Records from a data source
☆ ☆ ☆ ☆

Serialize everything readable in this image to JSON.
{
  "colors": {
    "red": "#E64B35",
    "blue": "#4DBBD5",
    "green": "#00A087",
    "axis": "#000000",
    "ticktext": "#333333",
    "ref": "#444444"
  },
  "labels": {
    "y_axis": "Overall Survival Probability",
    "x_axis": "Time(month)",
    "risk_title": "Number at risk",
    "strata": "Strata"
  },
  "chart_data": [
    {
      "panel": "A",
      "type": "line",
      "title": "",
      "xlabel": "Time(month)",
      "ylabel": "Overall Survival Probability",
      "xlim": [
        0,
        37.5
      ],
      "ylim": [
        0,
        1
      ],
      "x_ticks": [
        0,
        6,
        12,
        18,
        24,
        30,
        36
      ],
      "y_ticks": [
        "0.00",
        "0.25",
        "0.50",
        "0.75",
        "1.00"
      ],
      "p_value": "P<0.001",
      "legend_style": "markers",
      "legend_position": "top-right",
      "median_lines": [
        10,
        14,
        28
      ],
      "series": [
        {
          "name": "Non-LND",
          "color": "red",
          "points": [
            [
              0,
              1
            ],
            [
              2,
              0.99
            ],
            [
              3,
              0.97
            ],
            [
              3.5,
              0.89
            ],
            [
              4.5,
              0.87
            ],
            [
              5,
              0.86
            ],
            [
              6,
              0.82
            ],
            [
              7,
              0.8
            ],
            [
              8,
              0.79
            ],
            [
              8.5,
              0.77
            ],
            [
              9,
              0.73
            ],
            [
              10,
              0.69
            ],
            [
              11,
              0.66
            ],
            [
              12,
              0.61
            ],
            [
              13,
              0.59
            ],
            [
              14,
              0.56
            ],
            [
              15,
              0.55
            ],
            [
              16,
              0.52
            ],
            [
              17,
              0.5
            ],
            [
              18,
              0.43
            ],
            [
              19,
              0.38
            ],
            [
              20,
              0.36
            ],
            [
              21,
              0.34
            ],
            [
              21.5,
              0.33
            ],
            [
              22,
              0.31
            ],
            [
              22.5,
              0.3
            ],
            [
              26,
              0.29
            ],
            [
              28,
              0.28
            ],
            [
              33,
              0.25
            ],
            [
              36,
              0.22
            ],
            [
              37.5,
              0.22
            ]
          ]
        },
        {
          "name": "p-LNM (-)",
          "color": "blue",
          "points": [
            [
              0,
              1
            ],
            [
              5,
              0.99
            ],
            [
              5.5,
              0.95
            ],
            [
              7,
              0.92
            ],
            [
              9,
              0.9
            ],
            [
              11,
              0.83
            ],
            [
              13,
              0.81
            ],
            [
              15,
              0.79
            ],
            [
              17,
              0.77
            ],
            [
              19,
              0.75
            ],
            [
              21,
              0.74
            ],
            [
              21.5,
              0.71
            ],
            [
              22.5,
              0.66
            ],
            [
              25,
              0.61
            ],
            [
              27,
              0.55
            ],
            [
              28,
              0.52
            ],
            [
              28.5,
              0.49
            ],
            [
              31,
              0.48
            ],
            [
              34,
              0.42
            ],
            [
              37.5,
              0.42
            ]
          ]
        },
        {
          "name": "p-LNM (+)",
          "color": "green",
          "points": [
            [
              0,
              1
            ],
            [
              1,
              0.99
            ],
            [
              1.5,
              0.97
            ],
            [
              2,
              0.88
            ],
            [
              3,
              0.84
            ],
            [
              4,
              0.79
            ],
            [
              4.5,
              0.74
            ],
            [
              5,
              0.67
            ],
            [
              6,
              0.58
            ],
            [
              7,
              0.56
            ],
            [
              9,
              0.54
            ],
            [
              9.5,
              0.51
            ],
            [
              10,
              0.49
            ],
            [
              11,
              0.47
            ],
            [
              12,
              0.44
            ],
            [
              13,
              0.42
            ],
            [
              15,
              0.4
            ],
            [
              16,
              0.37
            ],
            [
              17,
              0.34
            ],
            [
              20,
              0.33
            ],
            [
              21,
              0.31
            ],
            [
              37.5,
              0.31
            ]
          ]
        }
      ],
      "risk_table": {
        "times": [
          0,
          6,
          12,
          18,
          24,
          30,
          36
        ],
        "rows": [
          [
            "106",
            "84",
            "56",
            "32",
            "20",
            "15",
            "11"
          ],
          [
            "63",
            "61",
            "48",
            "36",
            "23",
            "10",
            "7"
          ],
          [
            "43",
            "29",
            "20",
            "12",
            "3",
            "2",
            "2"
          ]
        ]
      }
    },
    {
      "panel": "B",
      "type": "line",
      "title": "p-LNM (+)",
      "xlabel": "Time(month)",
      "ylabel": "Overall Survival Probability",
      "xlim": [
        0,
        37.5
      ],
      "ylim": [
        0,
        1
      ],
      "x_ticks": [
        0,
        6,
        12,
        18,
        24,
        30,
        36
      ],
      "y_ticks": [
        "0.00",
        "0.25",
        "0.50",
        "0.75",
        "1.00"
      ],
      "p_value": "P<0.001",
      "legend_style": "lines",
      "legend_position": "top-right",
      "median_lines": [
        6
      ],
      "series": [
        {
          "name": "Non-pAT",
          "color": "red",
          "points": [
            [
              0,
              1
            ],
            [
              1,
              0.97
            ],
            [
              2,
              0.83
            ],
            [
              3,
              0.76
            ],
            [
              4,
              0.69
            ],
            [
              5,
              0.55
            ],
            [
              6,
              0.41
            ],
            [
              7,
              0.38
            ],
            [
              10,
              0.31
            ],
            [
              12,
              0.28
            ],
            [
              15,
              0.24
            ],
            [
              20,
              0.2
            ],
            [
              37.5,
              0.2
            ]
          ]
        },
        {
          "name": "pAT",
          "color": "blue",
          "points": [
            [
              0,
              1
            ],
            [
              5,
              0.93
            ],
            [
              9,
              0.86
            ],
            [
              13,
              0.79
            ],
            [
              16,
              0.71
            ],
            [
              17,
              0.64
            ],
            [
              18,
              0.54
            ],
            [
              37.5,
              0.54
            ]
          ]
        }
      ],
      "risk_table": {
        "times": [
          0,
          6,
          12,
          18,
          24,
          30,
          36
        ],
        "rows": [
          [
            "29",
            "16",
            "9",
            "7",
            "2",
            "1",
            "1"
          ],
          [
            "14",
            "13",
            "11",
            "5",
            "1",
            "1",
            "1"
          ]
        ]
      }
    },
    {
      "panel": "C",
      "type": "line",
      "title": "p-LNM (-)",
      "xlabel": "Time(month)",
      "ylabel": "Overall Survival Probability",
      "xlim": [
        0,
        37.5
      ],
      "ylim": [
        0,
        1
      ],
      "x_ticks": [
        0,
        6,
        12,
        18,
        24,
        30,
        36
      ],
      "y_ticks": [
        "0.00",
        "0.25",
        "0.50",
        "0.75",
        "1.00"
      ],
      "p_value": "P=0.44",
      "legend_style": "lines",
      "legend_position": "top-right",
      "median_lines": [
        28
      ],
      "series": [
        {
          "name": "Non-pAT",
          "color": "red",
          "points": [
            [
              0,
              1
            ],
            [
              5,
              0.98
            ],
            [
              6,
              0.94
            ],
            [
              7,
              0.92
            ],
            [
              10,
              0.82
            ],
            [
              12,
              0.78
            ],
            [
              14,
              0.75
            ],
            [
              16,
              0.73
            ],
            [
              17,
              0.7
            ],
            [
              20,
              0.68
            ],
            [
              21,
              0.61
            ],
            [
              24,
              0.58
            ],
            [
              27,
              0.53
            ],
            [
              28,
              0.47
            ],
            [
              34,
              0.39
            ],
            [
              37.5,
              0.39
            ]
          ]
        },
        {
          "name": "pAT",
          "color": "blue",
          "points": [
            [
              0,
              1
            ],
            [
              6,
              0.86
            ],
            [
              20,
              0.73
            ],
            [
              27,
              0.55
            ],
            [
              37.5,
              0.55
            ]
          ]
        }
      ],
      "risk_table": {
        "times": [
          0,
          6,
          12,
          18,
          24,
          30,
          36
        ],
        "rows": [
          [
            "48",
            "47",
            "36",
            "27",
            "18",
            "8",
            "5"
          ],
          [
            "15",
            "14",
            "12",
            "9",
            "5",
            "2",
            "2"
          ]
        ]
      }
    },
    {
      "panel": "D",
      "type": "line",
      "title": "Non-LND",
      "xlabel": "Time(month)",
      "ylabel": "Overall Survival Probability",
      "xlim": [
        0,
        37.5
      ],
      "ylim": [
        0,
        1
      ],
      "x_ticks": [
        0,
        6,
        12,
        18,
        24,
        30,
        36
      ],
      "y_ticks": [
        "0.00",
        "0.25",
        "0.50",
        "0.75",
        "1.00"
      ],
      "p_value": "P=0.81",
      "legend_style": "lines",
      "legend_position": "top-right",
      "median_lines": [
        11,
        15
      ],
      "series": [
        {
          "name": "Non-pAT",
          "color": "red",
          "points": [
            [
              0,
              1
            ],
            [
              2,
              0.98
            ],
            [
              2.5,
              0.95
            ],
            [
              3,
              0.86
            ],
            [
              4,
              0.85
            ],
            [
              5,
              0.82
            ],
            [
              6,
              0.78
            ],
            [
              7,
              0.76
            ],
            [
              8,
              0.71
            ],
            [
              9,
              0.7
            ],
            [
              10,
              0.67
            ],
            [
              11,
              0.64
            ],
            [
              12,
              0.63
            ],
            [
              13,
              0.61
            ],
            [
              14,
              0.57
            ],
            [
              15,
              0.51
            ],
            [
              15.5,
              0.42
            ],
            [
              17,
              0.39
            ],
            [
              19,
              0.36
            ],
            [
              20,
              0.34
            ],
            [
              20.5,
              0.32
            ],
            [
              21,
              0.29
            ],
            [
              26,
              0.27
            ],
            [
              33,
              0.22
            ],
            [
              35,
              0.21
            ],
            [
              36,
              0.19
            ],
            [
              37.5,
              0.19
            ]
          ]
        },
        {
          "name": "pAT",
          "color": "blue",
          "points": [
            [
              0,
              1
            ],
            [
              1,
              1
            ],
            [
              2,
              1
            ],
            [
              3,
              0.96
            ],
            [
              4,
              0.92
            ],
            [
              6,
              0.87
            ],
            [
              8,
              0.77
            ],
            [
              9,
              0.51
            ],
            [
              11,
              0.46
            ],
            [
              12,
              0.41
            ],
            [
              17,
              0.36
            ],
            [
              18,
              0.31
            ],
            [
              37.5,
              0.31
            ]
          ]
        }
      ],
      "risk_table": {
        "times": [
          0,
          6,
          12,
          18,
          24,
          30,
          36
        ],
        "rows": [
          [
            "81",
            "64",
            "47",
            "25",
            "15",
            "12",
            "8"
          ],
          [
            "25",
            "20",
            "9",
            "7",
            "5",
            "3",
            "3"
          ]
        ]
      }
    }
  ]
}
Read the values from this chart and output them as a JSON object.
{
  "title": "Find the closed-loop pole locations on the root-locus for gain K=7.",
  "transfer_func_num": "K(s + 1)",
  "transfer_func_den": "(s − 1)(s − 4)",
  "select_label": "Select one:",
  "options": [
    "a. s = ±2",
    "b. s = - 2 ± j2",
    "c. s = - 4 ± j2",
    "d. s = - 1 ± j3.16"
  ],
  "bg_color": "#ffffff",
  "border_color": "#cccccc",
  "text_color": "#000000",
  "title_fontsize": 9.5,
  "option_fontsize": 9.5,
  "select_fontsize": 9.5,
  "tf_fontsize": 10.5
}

☆ ☆ ☆ ☆

_AIM_
Report all lines of the data above that include the string "JSON".

_TASK OUTPUT_
Serialize everything readable in this image to JSON.
Read the values from this chart and output them as a JSON object.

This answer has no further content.